(Recorded data)
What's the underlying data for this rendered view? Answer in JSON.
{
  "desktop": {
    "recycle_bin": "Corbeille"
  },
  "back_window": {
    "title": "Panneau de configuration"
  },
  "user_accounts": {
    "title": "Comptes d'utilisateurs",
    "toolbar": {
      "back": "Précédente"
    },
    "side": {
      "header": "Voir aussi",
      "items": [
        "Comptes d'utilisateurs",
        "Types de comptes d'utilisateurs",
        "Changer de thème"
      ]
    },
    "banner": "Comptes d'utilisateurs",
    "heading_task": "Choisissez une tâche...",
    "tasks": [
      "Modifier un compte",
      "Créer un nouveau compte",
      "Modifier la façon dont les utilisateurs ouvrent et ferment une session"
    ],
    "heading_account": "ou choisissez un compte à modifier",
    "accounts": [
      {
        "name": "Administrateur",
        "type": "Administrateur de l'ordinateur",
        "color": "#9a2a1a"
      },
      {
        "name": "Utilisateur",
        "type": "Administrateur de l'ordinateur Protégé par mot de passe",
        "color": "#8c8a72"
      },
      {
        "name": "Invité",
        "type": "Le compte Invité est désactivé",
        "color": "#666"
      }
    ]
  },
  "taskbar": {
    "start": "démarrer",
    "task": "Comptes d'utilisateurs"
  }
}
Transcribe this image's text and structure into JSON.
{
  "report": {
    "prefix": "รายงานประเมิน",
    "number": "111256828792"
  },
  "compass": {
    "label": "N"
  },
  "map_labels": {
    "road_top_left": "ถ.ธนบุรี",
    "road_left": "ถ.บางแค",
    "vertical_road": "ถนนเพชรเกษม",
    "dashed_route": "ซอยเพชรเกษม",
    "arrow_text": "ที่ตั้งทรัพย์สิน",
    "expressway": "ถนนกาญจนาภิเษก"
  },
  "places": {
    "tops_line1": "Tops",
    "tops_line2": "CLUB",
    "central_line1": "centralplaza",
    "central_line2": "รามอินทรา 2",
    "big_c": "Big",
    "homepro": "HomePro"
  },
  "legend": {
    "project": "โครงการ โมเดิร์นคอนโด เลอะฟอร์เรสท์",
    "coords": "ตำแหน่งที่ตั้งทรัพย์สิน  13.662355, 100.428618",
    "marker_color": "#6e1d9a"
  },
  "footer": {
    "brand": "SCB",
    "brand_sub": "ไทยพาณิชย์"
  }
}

● Required task: Reproduce each entry above exactly, keeping every word.

● Correct response:
What's the underlying data for this rendered view? Answer in JSON.
{
  "desktop": {
    "recycle_bin": "Corbeille"
  },
  "back_window": {
    "title": "Panneau de configuration"
  },
  "user_accounts": {
    "title": "Comptes d'utilisateurs",
    "toolbar": {
      "back": "Précédente"
    },
    "side": {
      "header": "Voir aussi",
      "items": [
        "Comptes d'utilisateurs",
        "Types de comptes d'utilisateurs",
        "Changer de thème"
      ]
    },
    "banner": "Comptes d'utilisateurs",
    "heading_task": "Choisissez une tâche...",
    "tasks": [
      "Modifier un compte",
      "Créer un nouveau compte",
      "Modifier la façon dont les utilisateurs ouvrent et ferment une session"
    ],
    "heading_account": "ou choisissez un compte à modifier",
    "accounts": [
      {
        "name": "Administrateur",
        "type": "Administrateur de l'ordinateur",
        "color": "#9a2a1a"
      },
      {
        "name": "Utilisateur",
        "type": "Administrateur de l'ordinateur Protégé par mot de passe",
        "color": "#8c8a72"
      },
      {
        "name": "Invité",
        "type": "Le compte Invité est désactivé",
        "color": "#666"
      }
    ]
  },
  "taskbar": {
    "start": "démarrer",
    "task": "Comptes d'utilisateurs"
  }
}
Transcribe this image's text and structure into JSON.
{
  "report": {
    "prefix": "รายงานประเมิน",
    "number": "111256828792"
  },
  "compass": {
    "label": "N"
  },
  "map_labels": {
    "road_top_left": "ถ.ธนบุรี",
    "road_left": "ถ.บางแค",
    "vertical_road": "ถนนเพชรเกษม",
    "dashed_route": "ซอยเพชรเกษม",
    "arrow_text": "ที่ตั้งทรัพย์สิน",
    "expressway": "ถนนกาญจนาภิเษก"
  },
  "places": {
    "tops_line1": "Tops",
    "tops_line2": "CLUB",
    "central_line1": "centralplaza",
    "central_line2": "รามอินทรา 2",
    "big_c": "Big",
    "homepro": "HomePro"
  },
  "legend": {
    "project": "โครงการ โมเดิร์นคอนโด เลอะฟอร์เรสท์",
    "coords": "ตำแหน่งที่ตั้งทรัพย์สิน  13.662355, 100.428618",
    "marker_color": "#6e1d9a"
  },
  "footer": {
    "brand": "SCB",
    "brand_sub": "ไทยพาณิชย์"
  }
}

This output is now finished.